STORED RECORDS>
┌──

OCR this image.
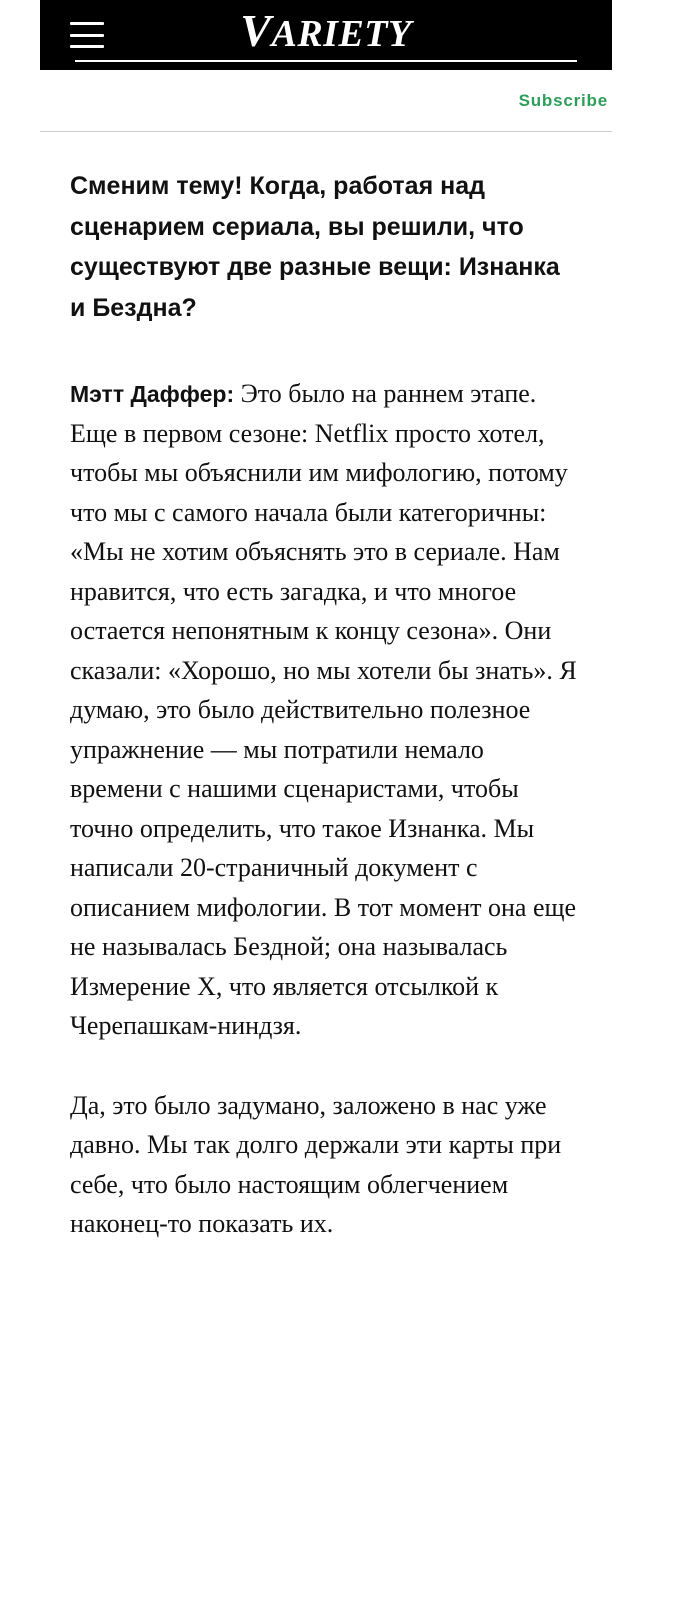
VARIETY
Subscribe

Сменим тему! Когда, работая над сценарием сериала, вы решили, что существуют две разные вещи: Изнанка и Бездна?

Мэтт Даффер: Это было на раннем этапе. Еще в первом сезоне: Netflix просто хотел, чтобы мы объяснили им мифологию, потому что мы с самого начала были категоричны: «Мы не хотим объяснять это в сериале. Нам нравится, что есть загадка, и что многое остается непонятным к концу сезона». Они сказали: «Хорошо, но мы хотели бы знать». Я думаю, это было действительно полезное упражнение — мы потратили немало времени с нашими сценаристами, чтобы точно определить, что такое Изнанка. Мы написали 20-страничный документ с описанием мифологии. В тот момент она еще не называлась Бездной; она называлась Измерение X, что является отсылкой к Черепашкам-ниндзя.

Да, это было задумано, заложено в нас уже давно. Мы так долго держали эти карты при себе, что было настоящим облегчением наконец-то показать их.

└──

WHAT YOU HAVE TO DO>
Using the records above, retype everything exactly except the pictures.

TASK ANSWER>
OCR this image.
VARIETY
Subscribe

Сменим тему! Когда, работая над сценарием сериала, вы решили, что существуют две разные вещи: Изнанка и Бездна?

Мэтт Даффер: Это было на раннем этапе. Еще в первом сезоне: Netflix просто хотел, чтобы мы объяснили им мифологию, потому что мы с самого начала были категоричны: «Мы не хотим объяснять это в сериале. Нам нравится, что есть загадка, и что многое остается непонятным к концу сезона». Они сказали: «Хорошо, но мы хотели бы знать». Я думаю, это было действительно полезное упражнение — мы потратили немало времени с нашими сценаристами, чтобы точно определить, что такое Изнанка. Мы написали 20-страничный документ с описанием мифологии. В тот момент она еще не называлась Бездной; она называлась Измерение X, что является отсылкой к Черепашкам-ниндзя.

Да, это было задумано, заложено в нас уже давно. Мы так долго держали эти карты при себе, что было настоящим облегчением наконец-то показать их.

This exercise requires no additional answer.